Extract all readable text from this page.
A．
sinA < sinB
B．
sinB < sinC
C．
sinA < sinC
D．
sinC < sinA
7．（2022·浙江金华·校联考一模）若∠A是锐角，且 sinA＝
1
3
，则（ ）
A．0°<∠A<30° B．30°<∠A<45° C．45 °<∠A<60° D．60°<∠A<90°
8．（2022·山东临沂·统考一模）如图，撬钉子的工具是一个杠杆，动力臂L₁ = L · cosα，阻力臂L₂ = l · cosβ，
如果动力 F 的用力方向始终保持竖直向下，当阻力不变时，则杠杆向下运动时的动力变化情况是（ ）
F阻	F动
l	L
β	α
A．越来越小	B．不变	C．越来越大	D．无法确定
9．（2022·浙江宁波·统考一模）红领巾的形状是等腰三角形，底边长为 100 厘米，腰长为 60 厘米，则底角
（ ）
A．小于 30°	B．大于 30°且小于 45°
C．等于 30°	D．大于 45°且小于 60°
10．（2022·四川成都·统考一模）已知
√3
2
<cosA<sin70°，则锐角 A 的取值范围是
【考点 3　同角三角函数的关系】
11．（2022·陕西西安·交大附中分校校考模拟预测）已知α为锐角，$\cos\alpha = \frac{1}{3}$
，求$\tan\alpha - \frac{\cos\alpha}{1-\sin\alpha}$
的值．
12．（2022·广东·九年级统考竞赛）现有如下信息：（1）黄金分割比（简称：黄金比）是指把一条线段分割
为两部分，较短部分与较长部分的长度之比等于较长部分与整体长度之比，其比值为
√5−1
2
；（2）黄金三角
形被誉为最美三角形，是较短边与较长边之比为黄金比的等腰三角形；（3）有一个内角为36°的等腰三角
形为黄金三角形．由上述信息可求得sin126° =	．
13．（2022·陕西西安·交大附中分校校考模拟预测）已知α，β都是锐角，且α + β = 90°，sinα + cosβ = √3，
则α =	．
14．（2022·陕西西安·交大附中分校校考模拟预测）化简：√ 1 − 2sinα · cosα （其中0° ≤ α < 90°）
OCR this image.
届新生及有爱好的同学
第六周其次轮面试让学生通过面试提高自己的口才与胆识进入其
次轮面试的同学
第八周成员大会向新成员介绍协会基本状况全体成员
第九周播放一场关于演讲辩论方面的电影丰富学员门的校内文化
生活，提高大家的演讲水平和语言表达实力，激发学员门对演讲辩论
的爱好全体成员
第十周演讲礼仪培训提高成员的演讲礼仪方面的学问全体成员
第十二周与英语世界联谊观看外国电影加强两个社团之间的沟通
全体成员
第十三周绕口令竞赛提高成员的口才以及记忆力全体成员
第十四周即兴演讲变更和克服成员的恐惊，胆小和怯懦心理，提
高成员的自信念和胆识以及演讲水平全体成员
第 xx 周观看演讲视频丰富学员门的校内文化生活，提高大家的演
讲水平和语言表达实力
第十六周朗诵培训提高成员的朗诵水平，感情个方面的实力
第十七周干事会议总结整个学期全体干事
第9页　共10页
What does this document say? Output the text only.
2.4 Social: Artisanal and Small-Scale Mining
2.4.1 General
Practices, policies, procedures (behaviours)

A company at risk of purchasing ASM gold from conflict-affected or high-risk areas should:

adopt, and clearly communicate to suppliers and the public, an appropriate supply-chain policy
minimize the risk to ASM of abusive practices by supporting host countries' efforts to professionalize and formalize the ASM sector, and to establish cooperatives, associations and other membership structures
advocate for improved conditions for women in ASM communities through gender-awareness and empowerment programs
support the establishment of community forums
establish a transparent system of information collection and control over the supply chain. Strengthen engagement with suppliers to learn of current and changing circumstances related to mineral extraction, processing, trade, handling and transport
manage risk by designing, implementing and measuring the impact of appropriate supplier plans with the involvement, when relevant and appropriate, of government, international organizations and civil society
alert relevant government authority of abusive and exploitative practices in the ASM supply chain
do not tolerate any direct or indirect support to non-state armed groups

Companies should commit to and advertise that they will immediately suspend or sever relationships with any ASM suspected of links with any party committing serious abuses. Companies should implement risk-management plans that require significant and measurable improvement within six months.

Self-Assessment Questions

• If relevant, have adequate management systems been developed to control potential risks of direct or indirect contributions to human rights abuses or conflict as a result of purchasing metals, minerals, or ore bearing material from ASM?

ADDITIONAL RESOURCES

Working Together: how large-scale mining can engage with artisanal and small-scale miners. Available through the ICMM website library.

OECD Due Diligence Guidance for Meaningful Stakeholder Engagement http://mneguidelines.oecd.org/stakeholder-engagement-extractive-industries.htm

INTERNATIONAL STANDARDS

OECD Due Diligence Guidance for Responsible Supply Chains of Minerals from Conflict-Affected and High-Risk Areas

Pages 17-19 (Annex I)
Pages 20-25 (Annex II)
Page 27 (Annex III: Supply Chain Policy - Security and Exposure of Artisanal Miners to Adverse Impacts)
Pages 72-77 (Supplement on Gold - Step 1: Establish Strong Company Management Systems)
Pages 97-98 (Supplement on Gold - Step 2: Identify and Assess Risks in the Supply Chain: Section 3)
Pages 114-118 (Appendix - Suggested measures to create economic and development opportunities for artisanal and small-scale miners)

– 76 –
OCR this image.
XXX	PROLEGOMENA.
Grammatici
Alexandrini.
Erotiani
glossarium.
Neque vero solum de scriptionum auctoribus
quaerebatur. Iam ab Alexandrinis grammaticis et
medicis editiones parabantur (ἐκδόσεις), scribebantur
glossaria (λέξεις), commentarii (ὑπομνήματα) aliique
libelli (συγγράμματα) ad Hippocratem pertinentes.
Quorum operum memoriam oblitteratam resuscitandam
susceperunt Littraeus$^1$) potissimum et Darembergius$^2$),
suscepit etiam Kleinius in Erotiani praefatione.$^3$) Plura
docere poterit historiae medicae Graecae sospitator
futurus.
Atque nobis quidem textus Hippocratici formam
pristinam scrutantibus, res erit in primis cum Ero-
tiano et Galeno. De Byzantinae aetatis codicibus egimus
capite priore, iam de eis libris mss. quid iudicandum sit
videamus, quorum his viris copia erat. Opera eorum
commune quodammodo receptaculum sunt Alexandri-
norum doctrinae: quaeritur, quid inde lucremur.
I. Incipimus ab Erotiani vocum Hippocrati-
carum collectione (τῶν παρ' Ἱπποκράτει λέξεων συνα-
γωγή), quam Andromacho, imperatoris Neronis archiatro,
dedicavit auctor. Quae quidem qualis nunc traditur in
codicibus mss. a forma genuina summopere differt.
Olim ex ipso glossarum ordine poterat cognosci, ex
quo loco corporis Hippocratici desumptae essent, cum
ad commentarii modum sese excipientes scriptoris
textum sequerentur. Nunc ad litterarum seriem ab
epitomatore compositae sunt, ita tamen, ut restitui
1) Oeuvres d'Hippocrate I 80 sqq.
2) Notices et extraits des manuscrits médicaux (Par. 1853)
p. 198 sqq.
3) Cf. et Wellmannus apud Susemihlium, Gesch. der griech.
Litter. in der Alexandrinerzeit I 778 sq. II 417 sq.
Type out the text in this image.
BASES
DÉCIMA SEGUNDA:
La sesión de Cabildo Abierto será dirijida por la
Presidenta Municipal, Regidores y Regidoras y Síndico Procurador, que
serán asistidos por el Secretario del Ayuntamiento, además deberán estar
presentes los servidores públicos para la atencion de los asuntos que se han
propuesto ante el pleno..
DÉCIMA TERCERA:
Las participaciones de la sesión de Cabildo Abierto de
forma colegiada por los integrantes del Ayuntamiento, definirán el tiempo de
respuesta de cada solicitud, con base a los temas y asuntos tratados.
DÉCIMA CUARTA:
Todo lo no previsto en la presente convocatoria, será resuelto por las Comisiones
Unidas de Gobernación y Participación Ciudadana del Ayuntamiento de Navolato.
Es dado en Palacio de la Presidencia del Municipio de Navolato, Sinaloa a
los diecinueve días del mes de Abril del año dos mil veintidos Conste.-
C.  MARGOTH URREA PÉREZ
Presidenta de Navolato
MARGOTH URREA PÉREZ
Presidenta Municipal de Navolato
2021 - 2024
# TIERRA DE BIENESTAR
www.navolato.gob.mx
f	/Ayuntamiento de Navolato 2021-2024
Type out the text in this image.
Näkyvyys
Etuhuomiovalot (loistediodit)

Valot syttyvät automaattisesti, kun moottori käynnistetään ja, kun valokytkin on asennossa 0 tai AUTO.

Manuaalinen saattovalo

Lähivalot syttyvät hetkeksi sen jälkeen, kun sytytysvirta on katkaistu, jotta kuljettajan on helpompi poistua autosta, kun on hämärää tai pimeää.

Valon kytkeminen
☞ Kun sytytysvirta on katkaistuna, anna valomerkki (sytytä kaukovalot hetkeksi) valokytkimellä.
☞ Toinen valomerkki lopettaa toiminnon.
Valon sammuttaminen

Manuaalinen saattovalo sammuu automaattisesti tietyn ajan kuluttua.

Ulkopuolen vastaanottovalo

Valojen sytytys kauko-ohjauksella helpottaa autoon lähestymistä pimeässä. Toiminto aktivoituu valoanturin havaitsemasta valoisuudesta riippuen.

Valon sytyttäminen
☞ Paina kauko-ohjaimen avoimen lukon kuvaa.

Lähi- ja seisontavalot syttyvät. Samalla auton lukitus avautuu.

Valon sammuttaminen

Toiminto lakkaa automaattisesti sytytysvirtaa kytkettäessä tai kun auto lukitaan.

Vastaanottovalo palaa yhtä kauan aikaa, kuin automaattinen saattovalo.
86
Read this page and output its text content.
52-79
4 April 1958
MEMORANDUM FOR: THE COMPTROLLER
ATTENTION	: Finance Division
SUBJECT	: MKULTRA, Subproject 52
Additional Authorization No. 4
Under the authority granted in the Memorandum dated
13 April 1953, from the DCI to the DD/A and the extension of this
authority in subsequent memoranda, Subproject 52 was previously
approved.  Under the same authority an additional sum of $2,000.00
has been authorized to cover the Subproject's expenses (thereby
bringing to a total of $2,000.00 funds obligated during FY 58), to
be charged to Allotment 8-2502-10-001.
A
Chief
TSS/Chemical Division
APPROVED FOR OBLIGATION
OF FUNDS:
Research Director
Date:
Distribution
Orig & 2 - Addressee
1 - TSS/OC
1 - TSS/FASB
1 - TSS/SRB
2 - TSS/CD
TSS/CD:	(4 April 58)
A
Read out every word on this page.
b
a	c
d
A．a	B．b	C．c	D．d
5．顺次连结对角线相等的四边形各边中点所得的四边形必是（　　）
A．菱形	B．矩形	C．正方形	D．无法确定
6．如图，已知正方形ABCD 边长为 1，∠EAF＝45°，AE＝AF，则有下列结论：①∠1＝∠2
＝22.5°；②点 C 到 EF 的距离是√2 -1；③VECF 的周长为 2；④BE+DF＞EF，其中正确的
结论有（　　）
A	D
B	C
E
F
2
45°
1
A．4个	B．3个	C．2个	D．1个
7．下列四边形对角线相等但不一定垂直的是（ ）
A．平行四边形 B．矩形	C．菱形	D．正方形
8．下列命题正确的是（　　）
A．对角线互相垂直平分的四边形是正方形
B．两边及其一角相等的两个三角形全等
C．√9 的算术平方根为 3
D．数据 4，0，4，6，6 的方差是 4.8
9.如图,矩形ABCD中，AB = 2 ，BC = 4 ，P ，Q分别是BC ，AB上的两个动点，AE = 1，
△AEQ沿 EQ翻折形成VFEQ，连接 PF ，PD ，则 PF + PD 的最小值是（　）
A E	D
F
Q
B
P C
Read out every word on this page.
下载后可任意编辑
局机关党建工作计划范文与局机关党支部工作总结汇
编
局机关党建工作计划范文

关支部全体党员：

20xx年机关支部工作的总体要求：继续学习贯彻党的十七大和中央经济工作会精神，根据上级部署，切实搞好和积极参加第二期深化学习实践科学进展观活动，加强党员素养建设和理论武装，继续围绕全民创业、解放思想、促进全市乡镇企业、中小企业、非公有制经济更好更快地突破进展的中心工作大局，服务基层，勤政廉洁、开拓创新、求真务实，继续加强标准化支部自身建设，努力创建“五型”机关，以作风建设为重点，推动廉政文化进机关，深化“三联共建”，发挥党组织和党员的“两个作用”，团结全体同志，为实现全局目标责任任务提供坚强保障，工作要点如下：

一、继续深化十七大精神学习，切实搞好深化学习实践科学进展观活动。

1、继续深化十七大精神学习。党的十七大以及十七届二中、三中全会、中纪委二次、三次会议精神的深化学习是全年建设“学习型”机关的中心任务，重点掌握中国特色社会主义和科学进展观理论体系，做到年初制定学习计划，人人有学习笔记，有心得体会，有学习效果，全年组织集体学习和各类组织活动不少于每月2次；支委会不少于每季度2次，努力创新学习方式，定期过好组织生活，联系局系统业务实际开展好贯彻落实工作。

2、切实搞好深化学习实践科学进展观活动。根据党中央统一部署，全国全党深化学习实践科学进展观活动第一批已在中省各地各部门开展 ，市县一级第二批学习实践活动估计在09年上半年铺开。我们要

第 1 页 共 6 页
==*==
• _Task goal_:
Take each line containing the string "government" and copy it out.

• _Complete output_:
manage risk by designing, implementing and measuring the impact of appropriate supplier plans with the involvement, when relevant and appropriate, of government, international organizations and civil society
alert relevant government authority of abusive and exploitative practices in the ASM supply chain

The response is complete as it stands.